WHAT THE EXERCISE ASKS: Restate all of the data exactly.
-- start ITEMS --
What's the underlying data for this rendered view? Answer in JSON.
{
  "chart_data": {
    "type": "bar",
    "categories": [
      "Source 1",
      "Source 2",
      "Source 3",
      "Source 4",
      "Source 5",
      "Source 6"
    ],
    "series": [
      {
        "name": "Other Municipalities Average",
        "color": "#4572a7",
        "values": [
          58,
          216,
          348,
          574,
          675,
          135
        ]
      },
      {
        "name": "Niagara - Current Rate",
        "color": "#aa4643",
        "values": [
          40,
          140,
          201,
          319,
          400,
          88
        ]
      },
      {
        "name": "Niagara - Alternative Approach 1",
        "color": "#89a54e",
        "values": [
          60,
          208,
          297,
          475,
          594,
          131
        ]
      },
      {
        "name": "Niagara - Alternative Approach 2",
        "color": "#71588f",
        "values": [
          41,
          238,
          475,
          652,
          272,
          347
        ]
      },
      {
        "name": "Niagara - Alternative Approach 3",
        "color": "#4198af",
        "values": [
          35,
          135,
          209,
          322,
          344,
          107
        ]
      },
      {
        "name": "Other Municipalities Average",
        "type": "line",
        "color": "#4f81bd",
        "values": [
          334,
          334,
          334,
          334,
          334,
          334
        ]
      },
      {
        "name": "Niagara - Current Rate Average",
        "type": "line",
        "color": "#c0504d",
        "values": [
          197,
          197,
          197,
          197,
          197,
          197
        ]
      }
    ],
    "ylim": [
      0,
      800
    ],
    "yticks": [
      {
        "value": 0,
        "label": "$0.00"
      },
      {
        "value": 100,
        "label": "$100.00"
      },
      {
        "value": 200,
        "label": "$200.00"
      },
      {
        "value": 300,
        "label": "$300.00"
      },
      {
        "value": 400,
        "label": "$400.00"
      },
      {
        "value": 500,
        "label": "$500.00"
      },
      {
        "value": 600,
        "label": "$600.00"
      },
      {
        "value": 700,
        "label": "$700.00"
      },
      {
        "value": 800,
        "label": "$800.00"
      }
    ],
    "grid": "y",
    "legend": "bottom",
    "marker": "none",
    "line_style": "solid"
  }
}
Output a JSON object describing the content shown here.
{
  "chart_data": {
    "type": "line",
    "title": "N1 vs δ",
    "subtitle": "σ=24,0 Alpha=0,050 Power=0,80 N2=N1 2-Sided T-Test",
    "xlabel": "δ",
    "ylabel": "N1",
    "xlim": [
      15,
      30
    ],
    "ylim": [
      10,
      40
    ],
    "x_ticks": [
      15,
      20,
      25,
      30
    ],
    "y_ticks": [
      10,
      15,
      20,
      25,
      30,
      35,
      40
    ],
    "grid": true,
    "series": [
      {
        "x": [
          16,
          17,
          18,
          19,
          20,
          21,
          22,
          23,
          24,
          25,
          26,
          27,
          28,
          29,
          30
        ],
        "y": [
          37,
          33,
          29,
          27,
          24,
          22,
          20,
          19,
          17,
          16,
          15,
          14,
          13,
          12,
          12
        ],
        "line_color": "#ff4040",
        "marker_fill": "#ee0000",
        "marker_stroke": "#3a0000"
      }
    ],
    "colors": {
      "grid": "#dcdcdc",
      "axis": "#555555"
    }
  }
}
-- end ITEMS --
RESPONSE TO THIS TASK:
What's the underlying data for this rendered view? Answer in JSON.
{
  "chart_data": {
    "type": "bar",
    "categories": [
      "Source 1",
      "Source 2",
      "Source 3",
      "Source 4",
      "Source 5",
      "Source 6"
    ],
    "series": [
      {
        "name": "Other Municipalities Average",
        "color": "#4572a7",
        "values": [
          58,
          216,
          348,
          574,
          675,
          135
        ]
      },
      {
        "name": "Niagara - Current Rate",
        "color": "#aa4643",
        "values": [
          40,
          140,
          201,
          319,
          400,
          88
        ]
      },
      {
        "name": "Niagara - Alternative Approach 1",
        "color": "#89a54e",
        "values": [
          60,
          208,
          297,
          475,
          594,
          131
        ]
      },
      {
        "name": "Niagara - Alternative Approach 2",
        "color": "#71588f",
        "values": [
          41,
          238,
          475,
          652,
          272,
          347
        ]
      },
      {
        "name": "Niagara - Alternative Approach 3",
        "color": "#4198af",
        "values": [
          35,
          135,
          209,
          322,
          344,
          107
        ]
      },
      {
        "name": "Other Municipalities Average",
        "type": "line",
        "color": "#4f81bd",
        "values": [
          334,
          334,
          334,
          334,
          334,
          334
        ]
      },
      {
        "name": "Niagara - Current Rate Average",
        "type": "line",
        "color": "#c0504d",
        "values": [
          197,
          197,
          197,
          197,
          197,
          197
        ]
      }
    ],
    "ylim": [
      0,
      800
    ],
    "yticks": [
      {
        "value": 0,
        "label": "$0.00"
      },
      {
        "value": 100,
        "label": "$100.00"
      },
      {
        "value": 200,
        "label": "$200.00"
      },
      {
        "value": 300,
        "label": "$300.00"
      },
      {
        "value": 400,
        "label": "$400.00"
      },
      {
        "value": 500,
        "label": "$500.00"
      },
      {
        "value": 600,
        "label": "$600.00"
      },
      {
        "value": 700,
        "label": "$700.00"
      },
      {
        "value": 800,
        "label": "$800.00"
      }
    ],
    "grid": "y",
    "legend": "bottom",
    "marker": "none",
    "line_style": "solid"
  }
}
Output a JSON object describing the content shown here.
{
  "chart_data": {
    "type": "line",
    "title": "N1 vs δ",
    "subtitle": "σ=24,0 Alpha=0,050 Power=0,80 N2=N1 2-Sided T-Test",
    "xlabel": "δ",
    "ylabel": "N1",
    "xlim": [
      15,
      30
    ],
    "ylim": [
      10,
      40
    ],
    "x_ticks": [
      15,
      20,
      25,
      30
    ],
    "y_ticks": [
      10,
      15,
      20,
      25,
      30,
      35,
      40
    ],
    "grid": true,
    "series": [
      {
        "x": [
          16,
          17,
          18,
          19,
          20,
          21,
          22,
          23,
          24,
          25,
          26,
          27,
          28,
          29,
          30
        ],
        "y": [
          37,
          33,
          29,
          27,
          24,
          22,
          20,
          19,
          17,
          16,
          15,
          14,
          13,
          12,
          12
        ],
        "line_color": "#ff4040",
        "marker_fill": "#ee0000",
        "marker_stroke": "#3a0000"
      }
    ],
    "colors": {
      "grid": "#dcdcdc",
      "axis": "#555555"
    }
  }
}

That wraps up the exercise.